# SHORT PROBLEM
The data must be returned in full and exactly as given.

# STORED DATA
----
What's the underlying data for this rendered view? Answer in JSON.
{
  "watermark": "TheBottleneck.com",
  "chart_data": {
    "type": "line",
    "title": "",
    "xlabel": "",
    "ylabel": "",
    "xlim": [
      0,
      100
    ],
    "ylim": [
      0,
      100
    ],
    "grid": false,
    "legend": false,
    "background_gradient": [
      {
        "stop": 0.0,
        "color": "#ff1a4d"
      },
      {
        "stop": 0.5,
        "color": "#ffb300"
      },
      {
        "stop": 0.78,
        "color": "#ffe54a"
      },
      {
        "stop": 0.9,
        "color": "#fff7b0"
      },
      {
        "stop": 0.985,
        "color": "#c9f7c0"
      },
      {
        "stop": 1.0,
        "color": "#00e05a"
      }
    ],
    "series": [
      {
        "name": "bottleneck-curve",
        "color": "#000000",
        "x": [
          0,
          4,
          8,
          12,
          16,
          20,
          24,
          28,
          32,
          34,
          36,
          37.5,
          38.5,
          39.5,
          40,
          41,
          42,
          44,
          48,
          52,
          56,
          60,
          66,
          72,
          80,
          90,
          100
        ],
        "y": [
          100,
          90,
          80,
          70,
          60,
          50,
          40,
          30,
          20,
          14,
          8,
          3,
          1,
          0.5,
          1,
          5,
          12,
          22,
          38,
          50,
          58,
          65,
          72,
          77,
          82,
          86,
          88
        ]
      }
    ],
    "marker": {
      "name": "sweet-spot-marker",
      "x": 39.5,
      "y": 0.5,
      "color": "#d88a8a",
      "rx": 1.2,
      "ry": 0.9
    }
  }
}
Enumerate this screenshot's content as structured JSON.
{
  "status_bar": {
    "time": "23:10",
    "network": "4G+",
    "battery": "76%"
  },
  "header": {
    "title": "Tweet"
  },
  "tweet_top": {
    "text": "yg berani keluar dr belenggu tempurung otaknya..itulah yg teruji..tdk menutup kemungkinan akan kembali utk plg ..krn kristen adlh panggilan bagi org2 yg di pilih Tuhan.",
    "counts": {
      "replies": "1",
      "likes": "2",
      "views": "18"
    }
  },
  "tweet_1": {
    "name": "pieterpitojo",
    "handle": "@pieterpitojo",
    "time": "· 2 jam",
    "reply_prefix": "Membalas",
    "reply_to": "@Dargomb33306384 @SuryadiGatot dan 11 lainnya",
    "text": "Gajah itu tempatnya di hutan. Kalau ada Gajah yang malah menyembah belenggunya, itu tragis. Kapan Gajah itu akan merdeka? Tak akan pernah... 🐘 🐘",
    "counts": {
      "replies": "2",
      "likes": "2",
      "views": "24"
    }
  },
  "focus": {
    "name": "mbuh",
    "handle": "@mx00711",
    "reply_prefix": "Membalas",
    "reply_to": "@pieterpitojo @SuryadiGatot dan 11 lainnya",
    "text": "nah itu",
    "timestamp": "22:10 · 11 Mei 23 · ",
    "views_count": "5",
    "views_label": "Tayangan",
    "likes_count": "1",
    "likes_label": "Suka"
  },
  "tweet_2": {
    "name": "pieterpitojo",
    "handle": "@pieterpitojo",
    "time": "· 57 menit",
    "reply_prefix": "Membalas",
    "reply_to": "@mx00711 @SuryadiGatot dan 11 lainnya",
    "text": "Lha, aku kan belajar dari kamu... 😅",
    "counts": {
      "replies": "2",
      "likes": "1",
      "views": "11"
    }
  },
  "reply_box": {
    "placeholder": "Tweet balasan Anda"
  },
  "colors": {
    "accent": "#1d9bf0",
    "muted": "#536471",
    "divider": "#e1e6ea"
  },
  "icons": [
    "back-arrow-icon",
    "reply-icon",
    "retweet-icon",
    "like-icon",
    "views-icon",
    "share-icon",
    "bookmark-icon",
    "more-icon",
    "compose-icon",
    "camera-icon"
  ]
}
----
# ANSWER FOR THIS EXERCISE
What's the underlying data for this rendered view? Answer in JSON.
{
  "watermark": "TheBottleneck.com",
  "chart_data": {
    "type": "line",
    "title": "",
    "xlabel": "",
    "ylabel": "",
    "xlim": [
      0,
      100
    ],
    "ylim": [
      0,
      100
    ],
    "grid": false,
    "legend": false,
    "background_gradient": [
      {
        "stop": 0.0,
        "color": "#ff1a4d"
      },
      {
        "stop": 0.5,
        "color": "#ffb300"
      },
      {
        "stop": 0.78,
        "color": "#ffe54a"
      },
      {
        "stop": 0.9,
        "color": "#fff7b0"
      },
      {
        "stop": 0.985,
        "color": "#c9f7c0"
      },
      {
        "stop": 1.0,
        "color": "#00e05a"
      }
    ],
    "series": [
      {
        "name": "bottleneck-curve",
        "color": "#000000",
        "x": [
          0,
          4,
          8,
          12,
          16,
          20,
          24,
          28,
          32,
          34,
          36,
          37.5,
          38.5,
          39.5,
          40,
          41,
          42,
          44,
          48,
          52,
          56,
          60,
          66,
          72,
          80,
          90,
          100
        ],
        "y": [
          100,
          90,
          80,
          70,
          60,
          50,
          40,
          30,
          20,
          14,
          8,
          3,
          1,
          0.5,
          1,
          5,
          12,
          22,
          38,
          50,
          58,
          65,
          72,
          77,
          82,
          86,
          88
        ]
      }
    ],
    "marker": {
      "name": "sweet-spot-marker",
      "x": 39.5,
      "y": 0.5,
      "color": "#d88a8a",
      "rx": 1.2,
      "ry": 0.9
    }
  }
}
Enumerate this screenshot's content as structured JSON.
{
  "status_bar": {
    "time": "23:10",
    "network": "4G+",
    "battery": "76%"
  },
  "header": {
    "title": "Tweet"
  },
  "tweet_top": {
    "text": "yg berani keluar dr belenggu tempurung otaknya..itulah yg teruji..tdk menutup kemungkinan akan kembali utk plg ..krn kristen adlh panggilan bagi org2 yg di pilih Tuhan.",
    "counts": {
      "replies": "1",
      "likes": "2",
      "views": "18"
    }
  },
  "tweet_1": {
    "name": "pieterpitojo",
    "handle": "@pieterpitojo",
    "time": "· 2 jam",
    "reply_prefix": "Membalas",
    "reply_to": "@Dargomb33306384 @SuryadiGatot dan 11 lainnya",
    "text": "Gajah itu tempatnya di hutan. Kalau ada Gajah yang malah menyembah belenggunya, itu tragis. Kapan Gajah itu akan merdeka? Tak akan pernah... 🐘 🐘",
    "counts": {
      "replies": "2",
      "likes": "2",
      "views": "24"
    }
  },
  "focus": {
    "name": "mbuh",
    "handle": "@mx00711",
    "reply_prefix": "Membalas",
    "reply_to": "@pieterpitojo @SuryadiGatot dan 11 lainnya",
    "text": "nah itu",
    "timestamp": "22:10 · 11 Mei 23 · ",
    "views_count": "5",
    "views_label": "Tayangan",
    "likes_count": "1",
    "likes_label": "Suka"
  },
  "tweet_2": {
    "name": "pieterpitojo",
    "handle": "@pieterpitojo",
    "time": "· 57 menit",
    "reply_prefix": "Membalas",
    "reply_to": "@mx00711 @SuryadiGatot dan 11 lainnya",
    "text": "Lha, aku kan belajar dari kamu... 😅",
    "counts": {
      "replies": "2",
      "likes": "1",
      "views": "11"
    }
  },
  "reply_box": {
    "placeholder": "Tweet balasan Anda"
  },
  "colors": {
    "accent": "#1d9bf0",
    "muted": "#536471",
    "divider": "#e1e6ea"
  },
  "icons": [
    "back-arrow-icon",
    "reply-icon",
    "retweet-icon",
    "like-icon",
    "views-icon",
    "share-icon",
    "bookmark-icon",
    "more-icon",
    "compose-icon",
    "camera-icon"
  ]
}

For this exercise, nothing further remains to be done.